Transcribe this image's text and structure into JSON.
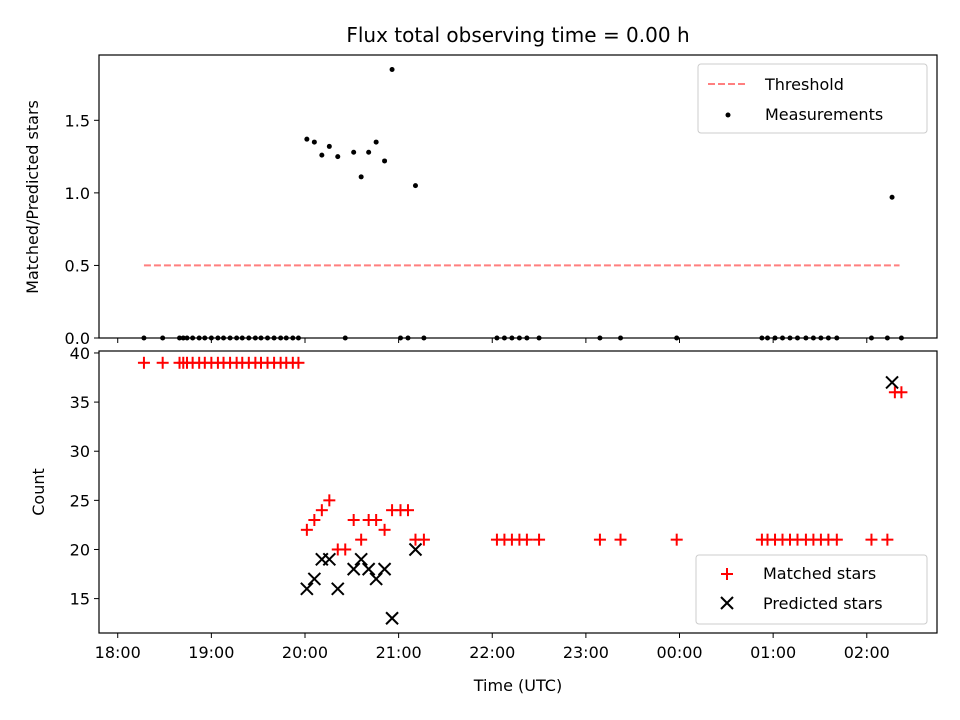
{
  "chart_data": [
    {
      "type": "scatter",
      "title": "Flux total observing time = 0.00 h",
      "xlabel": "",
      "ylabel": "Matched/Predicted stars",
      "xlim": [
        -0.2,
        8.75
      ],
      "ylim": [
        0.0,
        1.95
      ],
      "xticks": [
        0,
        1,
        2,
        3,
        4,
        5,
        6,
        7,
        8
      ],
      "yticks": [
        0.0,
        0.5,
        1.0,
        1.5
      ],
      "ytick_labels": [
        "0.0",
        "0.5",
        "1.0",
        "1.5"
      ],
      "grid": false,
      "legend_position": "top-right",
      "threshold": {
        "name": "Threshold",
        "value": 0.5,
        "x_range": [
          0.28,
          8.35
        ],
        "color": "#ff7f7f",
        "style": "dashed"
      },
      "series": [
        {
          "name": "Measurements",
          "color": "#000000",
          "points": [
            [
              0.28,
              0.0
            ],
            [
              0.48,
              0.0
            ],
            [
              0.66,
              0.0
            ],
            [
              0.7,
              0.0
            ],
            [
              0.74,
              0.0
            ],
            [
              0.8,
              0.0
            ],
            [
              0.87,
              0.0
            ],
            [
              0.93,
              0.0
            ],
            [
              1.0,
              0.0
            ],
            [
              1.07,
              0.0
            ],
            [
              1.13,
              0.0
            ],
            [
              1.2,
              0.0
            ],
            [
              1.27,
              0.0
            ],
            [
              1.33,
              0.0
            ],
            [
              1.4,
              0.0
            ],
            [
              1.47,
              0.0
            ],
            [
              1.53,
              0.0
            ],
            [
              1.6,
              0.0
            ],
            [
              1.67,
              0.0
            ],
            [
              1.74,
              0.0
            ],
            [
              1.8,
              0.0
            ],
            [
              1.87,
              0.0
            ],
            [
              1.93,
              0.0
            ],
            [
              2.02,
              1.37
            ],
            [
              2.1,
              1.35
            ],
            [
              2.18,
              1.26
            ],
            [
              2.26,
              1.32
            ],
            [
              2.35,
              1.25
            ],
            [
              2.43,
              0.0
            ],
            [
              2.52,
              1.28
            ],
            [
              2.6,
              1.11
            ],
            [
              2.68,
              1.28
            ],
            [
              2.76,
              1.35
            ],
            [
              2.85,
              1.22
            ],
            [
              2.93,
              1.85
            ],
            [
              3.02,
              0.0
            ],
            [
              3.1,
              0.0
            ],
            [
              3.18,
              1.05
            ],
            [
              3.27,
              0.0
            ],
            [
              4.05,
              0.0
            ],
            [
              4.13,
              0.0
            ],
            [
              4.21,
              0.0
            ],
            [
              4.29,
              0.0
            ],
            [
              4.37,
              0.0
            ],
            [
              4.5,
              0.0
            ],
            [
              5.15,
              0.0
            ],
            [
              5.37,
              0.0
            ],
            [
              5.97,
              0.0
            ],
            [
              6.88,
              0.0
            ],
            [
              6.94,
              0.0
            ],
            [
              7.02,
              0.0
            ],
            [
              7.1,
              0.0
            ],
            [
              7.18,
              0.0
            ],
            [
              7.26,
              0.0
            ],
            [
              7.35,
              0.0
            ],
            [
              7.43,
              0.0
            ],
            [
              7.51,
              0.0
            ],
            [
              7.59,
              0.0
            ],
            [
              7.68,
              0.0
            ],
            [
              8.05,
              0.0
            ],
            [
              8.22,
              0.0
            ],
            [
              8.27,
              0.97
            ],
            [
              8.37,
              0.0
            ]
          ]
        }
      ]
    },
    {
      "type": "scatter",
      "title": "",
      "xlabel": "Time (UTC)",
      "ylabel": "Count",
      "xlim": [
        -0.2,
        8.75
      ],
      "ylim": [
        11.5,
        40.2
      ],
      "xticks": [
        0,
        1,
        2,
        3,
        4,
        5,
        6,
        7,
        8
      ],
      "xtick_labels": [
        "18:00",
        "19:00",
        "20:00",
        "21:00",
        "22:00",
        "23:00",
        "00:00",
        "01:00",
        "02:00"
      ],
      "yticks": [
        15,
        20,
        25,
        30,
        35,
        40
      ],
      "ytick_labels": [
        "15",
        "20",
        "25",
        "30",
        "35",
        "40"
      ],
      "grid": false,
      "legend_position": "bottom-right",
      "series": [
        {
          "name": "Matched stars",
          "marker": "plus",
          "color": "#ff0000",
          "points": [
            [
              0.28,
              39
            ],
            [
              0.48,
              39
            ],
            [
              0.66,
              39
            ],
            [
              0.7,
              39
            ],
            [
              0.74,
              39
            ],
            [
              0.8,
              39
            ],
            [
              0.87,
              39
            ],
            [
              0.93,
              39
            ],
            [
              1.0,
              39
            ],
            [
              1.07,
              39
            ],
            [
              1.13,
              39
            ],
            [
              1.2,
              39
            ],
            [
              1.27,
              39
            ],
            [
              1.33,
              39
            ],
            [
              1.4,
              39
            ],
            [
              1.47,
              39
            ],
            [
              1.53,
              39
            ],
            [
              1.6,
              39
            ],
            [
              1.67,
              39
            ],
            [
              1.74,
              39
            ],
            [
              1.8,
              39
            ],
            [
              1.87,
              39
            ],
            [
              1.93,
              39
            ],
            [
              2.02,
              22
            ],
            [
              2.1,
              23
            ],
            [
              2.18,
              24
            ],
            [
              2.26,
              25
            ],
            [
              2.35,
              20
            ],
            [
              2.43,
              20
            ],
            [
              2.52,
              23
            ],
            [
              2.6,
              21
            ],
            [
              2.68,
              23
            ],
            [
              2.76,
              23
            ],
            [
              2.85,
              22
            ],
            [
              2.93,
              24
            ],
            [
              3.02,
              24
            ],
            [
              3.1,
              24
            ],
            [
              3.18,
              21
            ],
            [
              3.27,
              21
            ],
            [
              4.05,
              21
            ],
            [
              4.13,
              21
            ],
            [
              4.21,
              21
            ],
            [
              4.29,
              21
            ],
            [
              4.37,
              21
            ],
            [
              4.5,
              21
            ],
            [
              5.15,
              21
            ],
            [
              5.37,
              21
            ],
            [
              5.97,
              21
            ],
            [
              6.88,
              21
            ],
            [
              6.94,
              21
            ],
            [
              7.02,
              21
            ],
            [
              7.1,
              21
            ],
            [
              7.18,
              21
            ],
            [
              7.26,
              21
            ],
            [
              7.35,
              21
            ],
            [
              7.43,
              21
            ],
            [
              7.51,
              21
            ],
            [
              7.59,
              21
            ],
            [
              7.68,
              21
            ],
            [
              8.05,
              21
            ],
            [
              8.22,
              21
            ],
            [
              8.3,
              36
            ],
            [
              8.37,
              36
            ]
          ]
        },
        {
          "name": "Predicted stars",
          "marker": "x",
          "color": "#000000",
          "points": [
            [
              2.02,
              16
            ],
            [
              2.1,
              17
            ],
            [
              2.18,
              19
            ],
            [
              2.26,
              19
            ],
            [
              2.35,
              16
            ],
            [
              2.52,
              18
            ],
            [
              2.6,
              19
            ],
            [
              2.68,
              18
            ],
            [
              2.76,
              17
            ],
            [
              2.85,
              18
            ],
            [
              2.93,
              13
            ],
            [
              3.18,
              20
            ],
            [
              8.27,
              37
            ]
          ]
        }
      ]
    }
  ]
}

**Task prompt:**
Using the data above, say how many lines include "ylabel". No other reply is needed.

**Exercise response:**
2